WORK INSTRUCTIONS - Reproduce each record exactly.

A block of data
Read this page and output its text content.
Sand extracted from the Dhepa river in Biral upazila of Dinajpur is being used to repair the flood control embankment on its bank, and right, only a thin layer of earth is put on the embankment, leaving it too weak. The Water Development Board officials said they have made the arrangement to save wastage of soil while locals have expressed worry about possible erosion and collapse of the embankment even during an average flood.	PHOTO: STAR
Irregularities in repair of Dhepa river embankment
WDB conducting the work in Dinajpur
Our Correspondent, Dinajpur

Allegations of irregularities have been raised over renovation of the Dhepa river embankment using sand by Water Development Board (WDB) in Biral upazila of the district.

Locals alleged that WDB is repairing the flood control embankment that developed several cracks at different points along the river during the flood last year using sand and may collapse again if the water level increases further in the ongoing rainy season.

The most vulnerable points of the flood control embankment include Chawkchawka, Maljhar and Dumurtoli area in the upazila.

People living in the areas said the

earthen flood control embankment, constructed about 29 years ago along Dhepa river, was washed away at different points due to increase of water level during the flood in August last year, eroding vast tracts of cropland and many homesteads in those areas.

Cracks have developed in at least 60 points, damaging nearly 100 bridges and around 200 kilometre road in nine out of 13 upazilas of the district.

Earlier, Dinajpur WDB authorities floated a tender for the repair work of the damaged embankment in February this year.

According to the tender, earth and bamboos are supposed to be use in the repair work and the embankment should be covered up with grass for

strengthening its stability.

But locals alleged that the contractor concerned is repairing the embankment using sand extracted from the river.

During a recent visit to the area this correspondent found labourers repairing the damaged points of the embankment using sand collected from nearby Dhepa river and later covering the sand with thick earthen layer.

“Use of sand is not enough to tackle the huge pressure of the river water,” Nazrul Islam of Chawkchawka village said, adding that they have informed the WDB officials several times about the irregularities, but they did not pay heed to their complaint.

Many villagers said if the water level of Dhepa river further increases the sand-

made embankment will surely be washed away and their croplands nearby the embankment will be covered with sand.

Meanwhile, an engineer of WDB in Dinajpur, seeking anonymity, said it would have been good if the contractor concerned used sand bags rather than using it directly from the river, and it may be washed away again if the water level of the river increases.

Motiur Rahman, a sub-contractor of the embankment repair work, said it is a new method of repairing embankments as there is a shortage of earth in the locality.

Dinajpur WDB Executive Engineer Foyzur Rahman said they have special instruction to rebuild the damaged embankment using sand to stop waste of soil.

TASK OUTPUT -
Read this page and output its text content.
Sand extracted from the Dhepa river in Biral upazila of Dinajpur is being used to repair the flood control embankment on its bank, and right, only a thin layer of earth is put on the embankment, leaving it too weak. The Water Development Board officials said they have made the arrangement to save wastage of soil while locals have expressed worry about possible erosion and collapse of the embankment even during an average flood.	PHOTO: STAR
Irregularities in repair of Dhepa river embankment
WDB conducting the work in Dinajpur
Our Correspondent, Dinajpur

Allegations of irregularities have been raised over renovation of the Dhepa river embankment using sand by Water Development Board (WDB) in Biral upazila of the district.

Locals alleged that WDB is repairing the flood control embankment that developed several cracks at different points along the river during the flood last year using sand and may collapse again if the water level increases further in the ongoing rainy season.

The most vulnerable points of the flood control embankment include Chawkchawka, Maljhar and Dumurtoli area in the upazila.

People living in the areas said the

earthen flood control embankment, constructed about 29 years ago along Dhepa river, was washed away at different points due to increase of water level during the flood in August last year, eroding vast tracts of cropland and many homesteads in those areas.

Cracks have developed in at least 60 points, damaging nearly 100 bridges and around 200 kilometre road in nine out of 13 upazilas of the district.

Earlier, Dinajpur WDB authorities floated a tender for the repair work of the damaged embankment in February this year.

According to the tender, earth and bamboos are supposed to be use in the repair work and the embankment should be covered up with grass for

strengthening its stability.

But locals alleged that the contractor concerned is repairing the embankment using sand extracted from the river.

During a recent visit to the area this correspondent found labourers repairing the damaged points of the embankment using sand collected from nearby Dhepa river and later covering the sand with thick earthen layer.

“Use of sand is not enough to tackle the huge pressure of the river water,” Nazrul Islam of Chawkchawka village said, adding that they have informed the WDB officials several times about the irregularities, but they did not pay heed to their complaint.

Many villagers said if the water level of Dhepa river further increases the sand-

made embankment will surely be washed away and their croplands nearby the embankment will be covered with sand.

Meanwhile, an engineer of WDB in Dinajpur, seeking anonymity, said it would have been good if the contractor concerned used sand bags rather than using it directly from the river, and it may be washed away again if the water level of the river increases.

Motiur Rahman, a sub-contractor of the embankment repair work, said it is a new method of repairing embankments as there is a shortage of earth in the locality.

Dinajpur WDB Executive Engineer Foyzur Rahman said they have special instruction to rebuild the damaged embankment using sand to stop waste of soil.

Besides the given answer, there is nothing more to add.